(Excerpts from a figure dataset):
= = = =

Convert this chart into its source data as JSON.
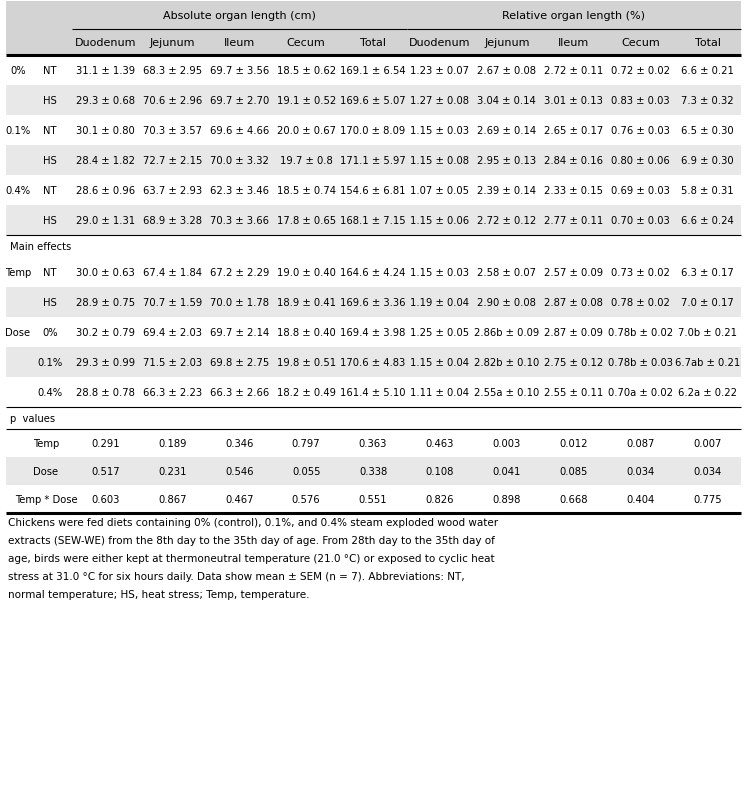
{
  "title_row1": "Absolute organ length (cm)",
  "title_row2": "Relative organ length (%)",
  "col_headers": [
    "Duodenum",
    "Jejunum",
    "Ileum",
    "Cecum",
    "Total",
    "Duodenum",
    "Jejunum",
    "Ileum",
    "Cecum",
    "Total"
  ],
  "rows": [
    {
      "label1": "0%",
      "label2": "NT",
      "cols": [
        "31.1 ± 1.39",
        "68.3 ± 2.95",
        "69.7 ± 3.56",
        "18.5 ± 0.62",
        "169.1 ± 6.54",
        "1.23 ± 0.07",
        "2.67 ± 0.08",
        "2.72 ± 0.11",
        "0.72 ± 0.02",
        "6.6 ± 0.21"
      ],
      "shaded": false
    },
    {
      "label1": "",
      "label2": "HS",
      "cols": [
        "29.3 ± 0.68",
        "70.6 ± 2.96",
        "69.7 ± 2.70",
        "19.1 ± 0.52",
        "169.6 ± 5.07",
        "1.27 ± 0.08",
        "3.04 ± 0.14",
        "3.01 ± 0.13",
        "0.83 ± 0.03",
        "7.3 ± 0.32"
      ],
      "shaded": true
    },
    {
      "label1": "0.1%",
      "label2": "NT",
      "cols": [
        "30.1 ± 0.80",
        "70.3 ± 3.57",
        "69.6 ± 4.66",
        "20.0 ± 0.67",
        "170.0 ± 8.09",
        "1.15 ± 0.03",
        "2.69 ± 0.14",
        "2.65 ± 0.17",
        "0.76 ± 0.03",
        "6.5 ± 0.30"
      ],
      "shaded": false
    },
    {
      "label1": "",
      "label2": "HS",
      "cols": [
        "28.4 ± 1.82",
        "72.7 ± 2.15",
        "70.0 ± 3.32",
        "19.7 ± 0.8",
        "171.1 ± 5.97",
        "1.15 ± 0.08",
        "2.95 ± 0.13",
        "2.84 ± 0.16",
        "0.80 ± 0.06",
        "6.9 ± 0.30"
      ],
      "shaded": true
    },
    {
      "label1": "0.4%",
      "label2": "NT",
      "cols": [
        "28.6 ± 0.96",
        "63.7 ± 2.93",
        "62.3 ± 3.46",
        "18.5 ± 0.74",
        "154.6 ± 6.81",
        "1.07 ± 0.05",
        "2.39 ± 0.14",
        "2.33 ± 0.15",
        "0.69 ± 0.03",
        "5.8 ± 0.31"
      ],
      "shaded": false
    },
    {
      "label1": "",
      "label2": "HS",
      "cols": [
        "29.0 ± 1.31",
        "68.9 ± 3.28",
        "70.3 ± 3.66",
        "17.8 ± 0.65",
        "168.1 ± 7.15",
        "1.15 ± 0.06",
        "2.72 ± 0.12",
        "2.77 ± 0.11",
        "0.70 ± 0.03",
        "6.6 ± 0.24"
      ],
      "shaded": true
    }
  ],
  "main_effects_label": "Main effects",
  "main_effects_rows": [
    {
      "label1": "Temp",
      "label2": "NT",
      "cols": [
        "30.0 ± 0.63",
        "67.4 ± 1.84",
        "67.2 ± 2.29",
        "19.0 ± 0.40",
        "164.6 ± 4.24",
        "1.15 ± 0.03",
        "2.58 ± 0.07",
        "2.57 ± 0.09",
        "0.73 ± 0.02",
        "6.3 ± 0.17"
      ],
      "shaded": false
    },
    {
      "label1": "",
      "label2": "HS",
      "cols": [
        "28.9 ± 0.75",
        "70.7 ± 1.59",
        "70.0 ± 1.78",
        "18.9 ± 0.41",
        "169.6 ± 3.36",
        "1.19 ± 0.04",
        "2.90 ± 0.08",
        "2.87 ± 0.08",
        "0.78 ± 0.02",
        "7.0 ± 0.17"
      ],
      "shaded": true
    },
    {
      "label1": "Dose",
      "label2": "0%",
      "cols": [
        "30.2 ± 0.79",
        "69.4 ± 2.03",
        "69.7 ± 2.14",
        "18.8 ± 0.40",
        "169.4 ± 3.98",
        "1.25 ± 0.05",
        "2.86b ± 0.09",
        "2.87 ± 0.09",
        "0.78b ± 0.02",
        "7.0b ± 0.21"
      ],
      "shaded": false
    },
    {
      "label1": "",
      "label2": "0.1%",
      "cols": [
        "29.3 ± 0.99",
        "71.5 ± 2.03",
        "69.8 ± 2.75",
        "19.8 ± 0.51",
        "170.6 ± 4.83",
        "1.15 ± 0.04",
        "2.82b ± 0.10",
        "2.75 ± 0.12",
        "0.78b ± 0.03",
        "6.7ab ± 0.21"
      ],
      "shaded": true
    },
    {
      "label1": "",
      "label2": "0.4%",
      "cols": [
        "28.8 ± 0.78",
        "66.3 ± 2.23",
        "66.3 ± 2.66",
        "18.2 ± 0.49",
        "161.4 ± 5.10",
        "1.11 ± 0.04",
        "2.55a ± 0.10",
        "2.55 ± 0.11",
        "0.70a ± 0.02",
        "6.2a ± 0.22"
      ],
      "shaded": false
    }
  ],
  "p_values_label": "p  values",
  "p_rows": [
    {
      "label": "Temp",
      "vals": [
        "0.291",
        "0.189",
        "0.346",
        "0.797",
        "0.363",
        "0.463",
        "0.003",
        "0.012",
        "0.087",
        "0.007"
      ],
      "shaded": false
    },
    {
      "label": "Dose",
      "vals": [
        "0.517",
        "0.231",
        "0.546",
        "0.055",
        "0.338",
        "0.108",
        "0.041",
        "0.085",
        "0.034",
        "0.034"
      ],
      "shaded": true
    },
    {
      "label": "Temp * Dose",
      "vals": [
        "0.603",
        "0.867",
        "0.467",
        "0.576",
        "0.551",
        "0.826",
        "0.898",
        "0.668",
        "0.404",
        "0.775"
      ],
      "shaded": false
    }
  ],
  "footnote": "Chickens were fed diets containing 0% (control), 0.1%, and 0.4% steam exploded wood water extracts (SEW-WE) from the 8th day to the 35th day of age. From 28th day to the 35th day of age, birds were either kept at thermoneutral temperature (21.0 °C) or exposed to cyclic heat stress at 31.0 °C for six hours daily. Data show mean ± SEM (n = 7). Abbreviations: NT, normal temperature; HS, heat stress; Temp, temperature.",
  "shaded_color": "#e8e8e8",
  "header_color": "#d3d3d3",
  "bg_color": "#ffffff",
  "border_color": "#000000"
}
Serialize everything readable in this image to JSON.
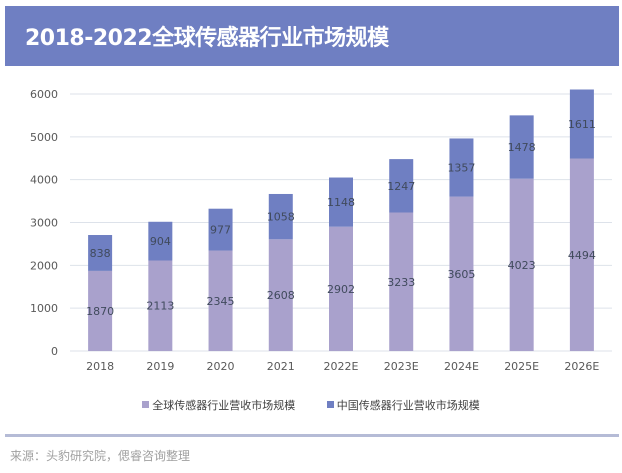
{
  "header": {
    "title": "2018-2022全球传感器行业市场规模"
  },
  "colors": {
    "title_bg": "#6f7fc2",
    "global": "#a9a1cc",
    "china": "#6f7fc2",
    "grid": "#dde2ea",
    "divider": "#b5bbd6"
  },
  "chart_data": {
    "type": "bar",
    "stacked": true,
    "title": "2018-2022全球传感器行业市场规模",
    "xlabel": "",
    "ylabel": "",
    "ylim": [
      0,
      6000
    ],
    "yticks": [
      0,
      1000,
      2000,
      3000,
      4000,
      5000,
      6000
    ],
    "grid": true,
    "legend_position": "bottom",
    "categories": [
      "2018",
      "2019",
      "2020",
      "2021",
      "2022E",
      "2023E",
      "2024E",
      "2025E",
      "2026E"
    ],
    "series": [
      {
        "name": "全球传感器行业营收市场规模",
        "color": "#a9a1cc",
        "values": [
          1870,
          2113,
          2345,
          2608,
          2902,
          3233,
          3605,
          4023,
          4494
        ]
      },
      {
        "name": "中国传感器行业营收市场规模",
        "color": "#6f7fc2",
        "values": [
          838,
          904,
          977,
          1058,
          1148,
          1247,
          1357,
          1478,
          1611
        ]
      }
    ]
  },
  "legend": [
    {
      "label": "全球传感器行业营收市场规模",
      "color": "#a9a1cc"
    },
    {
      "label": "中国传感器行业营收市场规模",
      "color": "#6f7fc2"
    }
  ],
  "footer": {
    "source": "来源：头豹研究院，偲睿咨询整理"
  }
}
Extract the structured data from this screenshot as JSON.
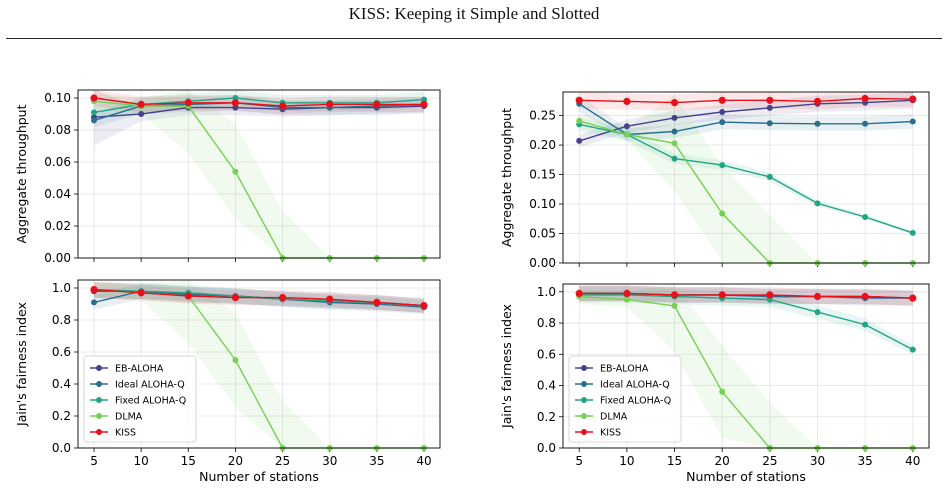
{
  "page": {
    "header": "KISS: Keeping it Simple and Slotted"
  },
  "colors": {
    "EB-ALOHA": "#45428a",
    "Ideal ALOHA-Q": "#2a6f8e",
    "Fixed ALOHA-Q": "#21a585",
    "DLMA": "#75d054",
    "KISS": "#e8101a"
  },
  "chart_data": [
    {
      "type": "line",
      "panel": "top-left",
      "title": "",
      "xlabel": "",
      "ylabel": "Aggregate throughput",
      "x": [
        5,
        10,
        15,
        20,
        25,
        30,
        35,
        40
      ],
      "ylim": [
        0,
        0.105
      ],
      "yticks": [
        "0.00",
        "0.02",
        "0.04",
        "0.06",
        "0.08",
        "0.10"
      ],
      "grid": true,
      "legend": "none",
      "series": [
        {
          "name": "EB-ALOHA",
          "values": [
            0.088,
            0.09,
            0.094,
            0.094,
            0.093,
            0.094,
            0.094,
            0.095
          ]
        },
        {
          "name": "Ideal ALOHA-Q",
          "values": [
            0.086,
            0.095,
            0.096,
            0.097,
            0.094,
            0.094,
            0.095,
            0.096
          ]
        },
        {
          "name": "Fixed ALOHA-Q",
          "values": [
            0.091,
            0.096,
            0.098,
            0.1,
            0.097,
            0.097,
            0.097,
            0.099
          ]
        },
        {
          "name": "DLMA",
          "values": [
            0.098,
            0.095,
            0.095,
            0.054,
            0.0,
            0.0,
            0.0,
            0.0
          ]
        },
        {
          "name": "KISS",
          "values": [
            0.1,
            0.096,
            0.097,
            0.097,
            0.095,
            0.096,
            0.096,
            0.096
          ]
        }
      ]
    },
    {
      "type": "line",
      "panel": "bottom-left",
      "title": "",
      "xlabel": "Number of stations",
      "ylabel": "Jain's fairness index",
      "x": [
        5,
        10,
        15,
        20,
        25,
        30,
        35,
        40
      ],
      "ylim": [
        0,
        1.05
      ],
      "yticks": [
        "0.0",
        "0.2",
        "0.4",
        "0.6",
        "0.8",
        "1.0"
      ],
      "xticks": [
        "5",
        "10",
        "15",
        "20",
        "25",
        "30",
        "35",
        "40"
      ],
      "grid": true,
      "legend": "lower-left",
      "series": [
        {
          "name": "EB-ALOHA",
          "values": [
            0.98,
            0.98,
            0.96,
            0.95,
            0.93,
            0.92,
            0.91,
            0.89
          ]
        },
        {
          "name": "Ideal ALOHA-Q",
          "values": [
            0.91,
            0.98,
            0.96,
            0.95,
            0.93,
            0.91,
            0.9,
            0.88
          ]
        },
        {
          "name": "Fixed ALOHA-Q",
          "values": [
            0.99,
            0.98,
            0.97,
            0.95,
            0.93,
            0.92,
            0.91,
            0.89
          ]
        },
        {
          "name": "DLMA",
          "values": [
            0.99,
            0.97,
            0.95,
            0.55,
            0.0,
            0.0,
            0.0,
            0.0
          ]
        },
        {
          "name": "KISS",
          "values": [
            0.99,
            0.97,
            0.95,
            0.94,
            0.94,
            0.93,
            0.91,
            0.89
          ]
        }
      ]
    },
    {
      "type": "line",
      "panel": "top-right",
      "title": "",
      "xlabel": "",
      "ylabel": "Aggregate throughput",
      "x": [
        5,
        10,
        15,
        20,
        25,
        30,
        35,
        40
      ],
      "ylim": [
        0,
        0.29
      ],
      "yticks": [
        "0.00",
        "0.05",
        "0.10",
        "0.15",
        "0.20",
        "0.25"
      ],
      "grid": true,
      "legend": "none",
      "series": [
        {
          "name": "EB-ALOHA",
          "values": [
            0.207,
            0.232,
            0.246,
            0.256,
            0.263,
            0.27,
            0.272,
            0.276
          ]
        },
        {
          "name": "Ideal ALOHA-Q",
          "values": [
            0.27,
            0.218,
            0.223,
            0.239,
            0.237,
            0.236,
            0.236,
            0.24
          ]
        },
        {
          "name": "Fixed ALOHA-Q",
          "values": [
            0.235,
            0.218,
            0.177,
            0.166,
            0.146,
            0.101,
            0.078,
            0.051
          ]
        },
        {
          "name": "DLMA",
          "values": [
            0.241,
            0.218,
            0.203,
            0.084,
            0.0,
            0.0,
            0.0,
            0.0
          ]
        },
        {
          "name": "KISS",
          "values": [
            0.276,
            0.274,
            0.272,
            0.276,
            0.276,
            0.274,
            0.279,
            0.278
          ]
        }
      ]
    },
    {
      "type": "line",
      "panel": "bottom-right",
      "title": "",
      "xlabel": "Number of stations",
      "ylabel": "Jain's fairness index",
      "x": [
        5,
        10,
        15,
        20,
        25,
        30,
        35,
        40
      ],
      "ylim": [
        0,
        1.05
      ],
      "yticks": [
        "0.0",
        "0.2",
        "0.4",
        "0.6",
        "0.8",
        "1.0"
      ],
      "xticks": [
        "5",
        "10",
        "15",
        "20",
        "25",
        "30",
        "35",
        "40"
      ],
      "grid": true,
      "legend": "lower-left",
      "series": [
        {
          "name": "EB-ALOHA",
          "values": [
            0.99,
            0.99,
            0.98,
            0.98,
            0.97,
            0.97,
            0.97,
            0.96
          ]
        },
        {
          "name": "Ideal ALOHA-Q",
          "values": [
            0.99,
            0.99,
            0.98,
            0.98,
            0.97,
            0.97,
            0.96,
            0.96
          ]
        },
        {
          "name": "Fixed ALOHA-Q",
          "values": [
            0.98,
            0.98,
            0.97,
            0.96,
            0.95,
            0.87,
            0.79,
            0.63
          ]
        },
        {
          "name": "DLMA",
          "values": [
            0.97,
            0.95,
            0.91,
            0.36,
            0.0,
            0.0,
            0.0,
            0.0
          ]
        },
        {
          "name": "KISS",
          "values": [
            0.99,
            0.99,
            0.98,
            0.98,
            0.98,
            0.97,
            0.97,
            0.96
          ]
        }
      ]
    }
  ]
}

= = = =

(EXERCISE REQUIREMENTS): From the records above, pull out each line that has "organ".

(RESULT OF THE TASK):
  "title_row1": "Absolute organ length (cm)",
  "title_row2": "Relative organ length (%)",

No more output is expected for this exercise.